From the listing below, pull out every line where the string "frequency" appears.
-- begin Extracted information --
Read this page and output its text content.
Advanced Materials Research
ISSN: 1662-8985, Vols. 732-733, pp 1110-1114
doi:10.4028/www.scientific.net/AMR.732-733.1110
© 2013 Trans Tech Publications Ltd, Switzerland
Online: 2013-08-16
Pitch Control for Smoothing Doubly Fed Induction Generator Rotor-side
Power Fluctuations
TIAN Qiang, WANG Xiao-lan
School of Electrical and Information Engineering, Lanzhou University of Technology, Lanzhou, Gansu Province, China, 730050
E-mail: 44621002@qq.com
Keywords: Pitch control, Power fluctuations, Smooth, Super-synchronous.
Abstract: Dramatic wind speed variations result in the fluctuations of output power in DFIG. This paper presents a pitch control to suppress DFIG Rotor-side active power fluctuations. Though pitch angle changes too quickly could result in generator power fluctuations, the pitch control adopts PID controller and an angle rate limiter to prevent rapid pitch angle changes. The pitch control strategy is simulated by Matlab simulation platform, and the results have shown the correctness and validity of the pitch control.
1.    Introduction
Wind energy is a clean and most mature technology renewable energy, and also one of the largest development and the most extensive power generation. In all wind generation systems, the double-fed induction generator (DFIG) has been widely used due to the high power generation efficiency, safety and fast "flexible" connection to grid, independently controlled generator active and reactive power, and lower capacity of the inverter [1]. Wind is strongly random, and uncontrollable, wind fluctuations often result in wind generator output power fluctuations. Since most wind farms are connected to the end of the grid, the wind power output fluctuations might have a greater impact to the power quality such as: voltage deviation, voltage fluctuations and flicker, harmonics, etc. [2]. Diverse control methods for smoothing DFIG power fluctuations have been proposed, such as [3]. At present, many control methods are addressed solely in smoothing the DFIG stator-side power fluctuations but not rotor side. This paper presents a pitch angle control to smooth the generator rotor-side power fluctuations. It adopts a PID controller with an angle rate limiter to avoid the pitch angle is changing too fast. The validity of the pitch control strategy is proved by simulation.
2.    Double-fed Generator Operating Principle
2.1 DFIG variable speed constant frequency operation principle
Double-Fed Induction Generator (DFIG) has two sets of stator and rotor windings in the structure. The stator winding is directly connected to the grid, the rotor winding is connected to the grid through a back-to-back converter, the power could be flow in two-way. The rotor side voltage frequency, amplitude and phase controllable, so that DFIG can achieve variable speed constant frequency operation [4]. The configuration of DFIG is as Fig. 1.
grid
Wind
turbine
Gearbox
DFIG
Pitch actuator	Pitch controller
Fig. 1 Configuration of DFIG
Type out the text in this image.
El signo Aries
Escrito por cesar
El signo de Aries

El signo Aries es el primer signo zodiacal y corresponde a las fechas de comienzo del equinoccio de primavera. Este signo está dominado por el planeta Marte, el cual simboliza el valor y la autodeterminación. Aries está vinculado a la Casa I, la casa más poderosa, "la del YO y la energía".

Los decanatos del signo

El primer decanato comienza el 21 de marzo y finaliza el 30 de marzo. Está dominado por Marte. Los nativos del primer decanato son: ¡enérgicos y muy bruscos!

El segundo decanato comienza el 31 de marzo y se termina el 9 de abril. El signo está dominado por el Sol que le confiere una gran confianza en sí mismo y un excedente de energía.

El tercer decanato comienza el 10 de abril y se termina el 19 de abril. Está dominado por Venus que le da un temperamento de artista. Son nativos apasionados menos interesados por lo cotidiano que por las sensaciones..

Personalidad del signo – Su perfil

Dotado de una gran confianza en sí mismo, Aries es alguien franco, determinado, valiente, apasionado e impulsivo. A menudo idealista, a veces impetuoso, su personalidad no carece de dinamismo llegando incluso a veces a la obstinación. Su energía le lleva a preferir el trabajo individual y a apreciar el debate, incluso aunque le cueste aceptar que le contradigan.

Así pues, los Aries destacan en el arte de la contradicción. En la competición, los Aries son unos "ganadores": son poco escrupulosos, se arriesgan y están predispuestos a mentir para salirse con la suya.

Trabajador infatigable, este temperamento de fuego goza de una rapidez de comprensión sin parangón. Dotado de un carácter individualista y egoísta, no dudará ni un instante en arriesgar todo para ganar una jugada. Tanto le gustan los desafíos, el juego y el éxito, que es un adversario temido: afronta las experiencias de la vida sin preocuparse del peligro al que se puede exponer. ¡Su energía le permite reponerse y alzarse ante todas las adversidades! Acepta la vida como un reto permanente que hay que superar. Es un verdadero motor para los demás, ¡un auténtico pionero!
-- end Extracted information --
*Response for this exercise*:
2.1 DFIG variable speed constant frequency operation principle
Double-Fed Induction Generator (DFIG) has two sets of stator and rotor windings in the structure. The stator winding is directly connected to the grid, the rotor winding is connected to the grid through a back-to-back converter, the power could be flow in two-way. The rotor side voltage frequency, amplitude and phase controllable, so that DFIG can achieve variable speed constant frequency operation [4]. The configuration of DFIG is as Fig. 1.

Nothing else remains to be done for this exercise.